### EXERCISE DESCRIPTION
From the entries that follow, list every line in which the string "parceria" appears.
** BEGIN DATA LISTING **
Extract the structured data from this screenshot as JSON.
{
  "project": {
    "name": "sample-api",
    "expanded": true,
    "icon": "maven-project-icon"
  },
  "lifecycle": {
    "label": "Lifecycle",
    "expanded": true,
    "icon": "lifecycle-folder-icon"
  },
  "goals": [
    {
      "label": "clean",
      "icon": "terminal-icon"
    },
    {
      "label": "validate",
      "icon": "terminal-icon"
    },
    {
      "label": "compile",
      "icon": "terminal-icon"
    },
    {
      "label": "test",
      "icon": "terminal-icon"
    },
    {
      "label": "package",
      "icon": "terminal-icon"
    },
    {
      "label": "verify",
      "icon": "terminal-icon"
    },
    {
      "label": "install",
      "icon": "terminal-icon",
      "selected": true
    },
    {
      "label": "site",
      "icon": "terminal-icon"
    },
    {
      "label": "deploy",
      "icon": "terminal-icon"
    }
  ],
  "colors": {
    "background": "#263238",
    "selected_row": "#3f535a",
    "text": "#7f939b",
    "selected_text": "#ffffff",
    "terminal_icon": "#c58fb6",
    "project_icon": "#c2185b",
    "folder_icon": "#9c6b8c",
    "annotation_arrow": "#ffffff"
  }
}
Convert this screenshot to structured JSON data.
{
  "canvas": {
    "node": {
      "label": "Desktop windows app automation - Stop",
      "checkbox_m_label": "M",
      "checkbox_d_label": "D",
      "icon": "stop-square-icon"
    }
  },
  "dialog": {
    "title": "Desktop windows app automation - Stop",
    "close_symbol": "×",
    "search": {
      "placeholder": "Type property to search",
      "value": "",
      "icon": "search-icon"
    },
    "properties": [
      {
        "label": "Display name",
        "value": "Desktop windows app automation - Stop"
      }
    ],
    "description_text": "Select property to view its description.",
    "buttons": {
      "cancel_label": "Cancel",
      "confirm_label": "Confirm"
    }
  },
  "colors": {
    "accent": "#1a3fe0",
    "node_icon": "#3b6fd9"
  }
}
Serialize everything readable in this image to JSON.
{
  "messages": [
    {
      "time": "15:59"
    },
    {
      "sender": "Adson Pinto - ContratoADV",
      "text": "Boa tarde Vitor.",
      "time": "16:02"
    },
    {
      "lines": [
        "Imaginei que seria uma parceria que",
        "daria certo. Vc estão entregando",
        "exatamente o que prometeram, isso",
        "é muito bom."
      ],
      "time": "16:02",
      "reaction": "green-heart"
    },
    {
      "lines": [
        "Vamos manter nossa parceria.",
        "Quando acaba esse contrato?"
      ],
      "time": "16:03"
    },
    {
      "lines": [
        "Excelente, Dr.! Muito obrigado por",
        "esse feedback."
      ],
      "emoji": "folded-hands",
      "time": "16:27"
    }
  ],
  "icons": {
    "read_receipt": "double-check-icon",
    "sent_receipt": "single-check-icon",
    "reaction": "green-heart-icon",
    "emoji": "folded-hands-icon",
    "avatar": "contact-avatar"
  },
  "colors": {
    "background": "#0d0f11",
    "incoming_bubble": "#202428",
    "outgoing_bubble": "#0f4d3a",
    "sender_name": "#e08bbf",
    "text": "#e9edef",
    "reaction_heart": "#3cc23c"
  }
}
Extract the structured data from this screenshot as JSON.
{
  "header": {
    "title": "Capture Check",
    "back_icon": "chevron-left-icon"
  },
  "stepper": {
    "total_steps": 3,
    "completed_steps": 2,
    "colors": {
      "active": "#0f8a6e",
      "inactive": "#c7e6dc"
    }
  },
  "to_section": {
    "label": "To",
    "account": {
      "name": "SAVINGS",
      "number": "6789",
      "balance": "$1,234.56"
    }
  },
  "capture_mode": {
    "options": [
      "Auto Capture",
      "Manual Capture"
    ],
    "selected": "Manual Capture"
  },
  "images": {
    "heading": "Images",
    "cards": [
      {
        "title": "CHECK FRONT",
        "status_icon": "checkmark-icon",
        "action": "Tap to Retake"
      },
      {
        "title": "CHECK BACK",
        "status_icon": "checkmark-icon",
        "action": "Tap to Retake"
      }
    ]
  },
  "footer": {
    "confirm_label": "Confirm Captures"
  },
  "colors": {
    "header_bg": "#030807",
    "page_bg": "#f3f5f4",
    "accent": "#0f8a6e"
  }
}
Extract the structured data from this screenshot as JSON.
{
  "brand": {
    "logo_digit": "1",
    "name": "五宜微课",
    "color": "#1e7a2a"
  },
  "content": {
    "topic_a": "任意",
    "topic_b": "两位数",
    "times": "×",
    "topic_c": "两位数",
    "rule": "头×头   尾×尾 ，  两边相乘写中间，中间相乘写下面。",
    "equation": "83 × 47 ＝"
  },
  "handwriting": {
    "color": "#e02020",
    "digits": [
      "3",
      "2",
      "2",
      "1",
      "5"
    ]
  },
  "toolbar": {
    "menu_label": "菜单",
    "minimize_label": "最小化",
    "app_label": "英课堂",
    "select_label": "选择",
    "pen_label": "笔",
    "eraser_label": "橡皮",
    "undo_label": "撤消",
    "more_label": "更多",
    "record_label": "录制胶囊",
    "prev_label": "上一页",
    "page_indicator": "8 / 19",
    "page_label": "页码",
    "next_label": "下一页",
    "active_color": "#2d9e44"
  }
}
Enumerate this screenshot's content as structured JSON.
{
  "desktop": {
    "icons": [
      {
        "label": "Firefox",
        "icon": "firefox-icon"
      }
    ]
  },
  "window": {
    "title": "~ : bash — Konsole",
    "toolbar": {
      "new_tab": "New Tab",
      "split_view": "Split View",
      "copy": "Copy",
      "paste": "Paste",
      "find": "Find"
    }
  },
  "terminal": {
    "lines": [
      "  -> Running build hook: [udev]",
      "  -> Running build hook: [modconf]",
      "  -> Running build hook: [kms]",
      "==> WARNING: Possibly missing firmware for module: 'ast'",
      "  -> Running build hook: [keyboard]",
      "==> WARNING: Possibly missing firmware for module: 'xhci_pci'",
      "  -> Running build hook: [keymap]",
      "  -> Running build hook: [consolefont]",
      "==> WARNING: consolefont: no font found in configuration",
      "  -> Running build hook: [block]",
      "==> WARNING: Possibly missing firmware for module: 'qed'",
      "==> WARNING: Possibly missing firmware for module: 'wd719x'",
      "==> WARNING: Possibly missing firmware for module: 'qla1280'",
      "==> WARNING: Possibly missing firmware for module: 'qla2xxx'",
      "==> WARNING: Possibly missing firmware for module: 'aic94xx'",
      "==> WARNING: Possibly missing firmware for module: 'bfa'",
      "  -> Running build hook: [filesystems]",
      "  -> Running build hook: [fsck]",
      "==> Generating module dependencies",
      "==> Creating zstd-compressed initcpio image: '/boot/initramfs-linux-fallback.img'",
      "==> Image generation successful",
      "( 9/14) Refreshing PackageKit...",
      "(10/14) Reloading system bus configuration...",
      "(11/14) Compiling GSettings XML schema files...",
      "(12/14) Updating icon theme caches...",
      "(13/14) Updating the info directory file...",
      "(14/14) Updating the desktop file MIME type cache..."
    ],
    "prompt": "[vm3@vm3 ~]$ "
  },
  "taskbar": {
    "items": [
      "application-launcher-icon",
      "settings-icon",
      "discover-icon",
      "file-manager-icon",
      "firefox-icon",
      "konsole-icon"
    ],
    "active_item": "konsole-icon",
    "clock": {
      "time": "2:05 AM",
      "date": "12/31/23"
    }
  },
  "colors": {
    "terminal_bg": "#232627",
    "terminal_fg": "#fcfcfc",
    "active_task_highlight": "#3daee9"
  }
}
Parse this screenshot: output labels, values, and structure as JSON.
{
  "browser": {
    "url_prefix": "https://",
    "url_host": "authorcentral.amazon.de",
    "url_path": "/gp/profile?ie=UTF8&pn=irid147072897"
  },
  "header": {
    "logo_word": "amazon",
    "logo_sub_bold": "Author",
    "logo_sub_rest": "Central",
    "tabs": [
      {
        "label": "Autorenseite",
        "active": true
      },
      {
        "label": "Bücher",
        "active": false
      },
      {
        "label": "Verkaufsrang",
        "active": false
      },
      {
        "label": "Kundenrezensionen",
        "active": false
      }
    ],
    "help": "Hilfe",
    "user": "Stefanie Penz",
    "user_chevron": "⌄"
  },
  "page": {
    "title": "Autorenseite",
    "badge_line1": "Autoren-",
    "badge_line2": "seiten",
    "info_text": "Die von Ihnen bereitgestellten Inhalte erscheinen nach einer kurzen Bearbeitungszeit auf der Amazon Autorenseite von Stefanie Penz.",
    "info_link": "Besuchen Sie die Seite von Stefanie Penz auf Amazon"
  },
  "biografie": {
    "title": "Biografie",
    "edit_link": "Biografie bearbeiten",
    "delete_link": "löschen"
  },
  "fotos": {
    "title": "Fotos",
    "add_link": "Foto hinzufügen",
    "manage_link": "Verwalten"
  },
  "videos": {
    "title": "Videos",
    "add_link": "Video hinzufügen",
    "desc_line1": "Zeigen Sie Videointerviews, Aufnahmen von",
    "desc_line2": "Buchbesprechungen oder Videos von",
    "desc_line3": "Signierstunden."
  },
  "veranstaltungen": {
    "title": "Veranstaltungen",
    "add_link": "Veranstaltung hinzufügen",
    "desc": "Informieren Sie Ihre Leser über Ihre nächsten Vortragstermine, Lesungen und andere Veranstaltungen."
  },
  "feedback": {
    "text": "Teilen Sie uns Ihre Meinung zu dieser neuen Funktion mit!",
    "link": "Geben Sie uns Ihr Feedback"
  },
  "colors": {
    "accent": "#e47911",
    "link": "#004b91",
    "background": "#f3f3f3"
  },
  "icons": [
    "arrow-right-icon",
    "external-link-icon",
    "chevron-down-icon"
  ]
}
** END DATA LISTING **
### EXPECTED ANSWER
        "Imaginei que seria uma parceria que",
        "Vamos manter nossa parceria.",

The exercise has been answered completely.